# Instructions to follow:
Each line holding the word "bottom" counts once; give the total and nothing more.
— START Data section —
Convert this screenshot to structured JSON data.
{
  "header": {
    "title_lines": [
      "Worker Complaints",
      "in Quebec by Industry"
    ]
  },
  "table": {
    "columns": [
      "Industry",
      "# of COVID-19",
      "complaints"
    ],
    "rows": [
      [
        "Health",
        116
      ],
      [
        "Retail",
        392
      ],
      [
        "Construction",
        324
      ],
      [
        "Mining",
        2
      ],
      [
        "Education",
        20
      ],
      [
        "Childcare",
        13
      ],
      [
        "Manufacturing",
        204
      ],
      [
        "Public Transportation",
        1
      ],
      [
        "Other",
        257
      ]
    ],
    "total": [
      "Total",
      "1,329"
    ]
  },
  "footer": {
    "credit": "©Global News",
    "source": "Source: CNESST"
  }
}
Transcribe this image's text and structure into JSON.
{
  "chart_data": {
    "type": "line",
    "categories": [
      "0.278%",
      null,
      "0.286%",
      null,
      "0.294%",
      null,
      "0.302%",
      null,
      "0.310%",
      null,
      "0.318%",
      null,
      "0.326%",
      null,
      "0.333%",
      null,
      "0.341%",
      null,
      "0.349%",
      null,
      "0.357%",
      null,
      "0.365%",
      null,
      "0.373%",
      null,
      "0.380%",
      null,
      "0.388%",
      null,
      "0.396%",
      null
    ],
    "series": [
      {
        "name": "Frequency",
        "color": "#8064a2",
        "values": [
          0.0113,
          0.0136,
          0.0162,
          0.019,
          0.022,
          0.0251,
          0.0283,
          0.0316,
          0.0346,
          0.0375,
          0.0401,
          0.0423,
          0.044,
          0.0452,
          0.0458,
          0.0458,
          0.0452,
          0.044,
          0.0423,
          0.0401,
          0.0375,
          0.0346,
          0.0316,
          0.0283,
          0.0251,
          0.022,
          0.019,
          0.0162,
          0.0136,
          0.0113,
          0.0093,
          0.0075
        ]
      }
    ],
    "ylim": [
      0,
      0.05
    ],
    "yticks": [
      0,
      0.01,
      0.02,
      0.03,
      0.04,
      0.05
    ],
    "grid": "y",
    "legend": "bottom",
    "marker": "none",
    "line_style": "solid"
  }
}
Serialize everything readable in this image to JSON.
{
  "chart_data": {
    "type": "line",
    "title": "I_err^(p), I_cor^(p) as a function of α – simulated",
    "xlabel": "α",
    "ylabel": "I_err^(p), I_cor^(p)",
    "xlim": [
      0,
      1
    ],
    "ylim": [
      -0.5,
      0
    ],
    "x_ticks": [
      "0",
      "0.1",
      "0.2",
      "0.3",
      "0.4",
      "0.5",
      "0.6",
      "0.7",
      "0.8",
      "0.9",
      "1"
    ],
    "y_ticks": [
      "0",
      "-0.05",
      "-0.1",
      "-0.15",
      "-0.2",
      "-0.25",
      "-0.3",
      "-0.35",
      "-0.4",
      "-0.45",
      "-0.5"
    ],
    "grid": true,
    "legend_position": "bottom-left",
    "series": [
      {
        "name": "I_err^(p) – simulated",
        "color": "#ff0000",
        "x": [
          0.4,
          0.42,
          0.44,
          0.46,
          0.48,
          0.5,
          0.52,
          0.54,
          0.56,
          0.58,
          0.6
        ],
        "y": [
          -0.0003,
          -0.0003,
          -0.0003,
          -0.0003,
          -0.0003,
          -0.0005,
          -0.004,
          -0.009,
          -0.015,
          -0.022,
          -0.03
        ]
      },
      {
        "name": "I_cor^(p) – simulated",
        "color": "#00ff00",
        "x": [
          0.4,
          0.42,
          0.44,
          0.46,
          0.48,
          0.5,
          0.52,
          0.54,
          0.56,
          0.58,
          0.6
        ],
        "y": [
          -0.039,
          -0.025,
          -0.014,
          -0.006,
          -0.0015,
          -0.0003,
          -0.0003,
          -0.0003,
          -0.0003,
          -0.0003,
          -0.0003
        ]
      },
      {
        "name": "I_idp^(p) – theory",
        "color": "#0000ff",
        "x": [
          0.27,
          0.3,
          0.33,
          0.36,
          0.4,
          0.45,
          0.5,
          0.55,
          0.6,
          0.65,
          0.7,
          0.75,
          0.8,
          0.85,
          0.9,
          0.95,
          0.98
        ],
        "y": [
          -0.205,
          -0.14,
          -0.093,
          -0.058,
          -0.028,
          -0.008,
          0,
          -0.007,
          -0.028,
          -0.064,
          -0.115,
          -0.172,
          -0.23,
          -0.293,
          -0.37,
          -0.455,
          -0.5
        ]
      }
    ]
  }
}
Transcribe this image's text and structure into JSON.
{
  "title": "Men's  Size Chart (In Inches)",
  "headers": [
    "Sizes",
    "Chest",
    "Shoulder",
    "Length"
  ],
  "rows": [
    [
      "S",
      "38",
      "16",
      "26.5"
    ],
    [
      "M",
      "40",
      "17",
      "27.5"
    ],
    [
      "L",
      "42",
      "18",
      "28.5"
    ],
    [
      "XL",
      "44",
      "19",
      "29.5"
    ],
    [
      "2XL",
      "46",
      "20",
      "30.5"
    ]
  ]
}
— END Data section —
# Output of the task:
2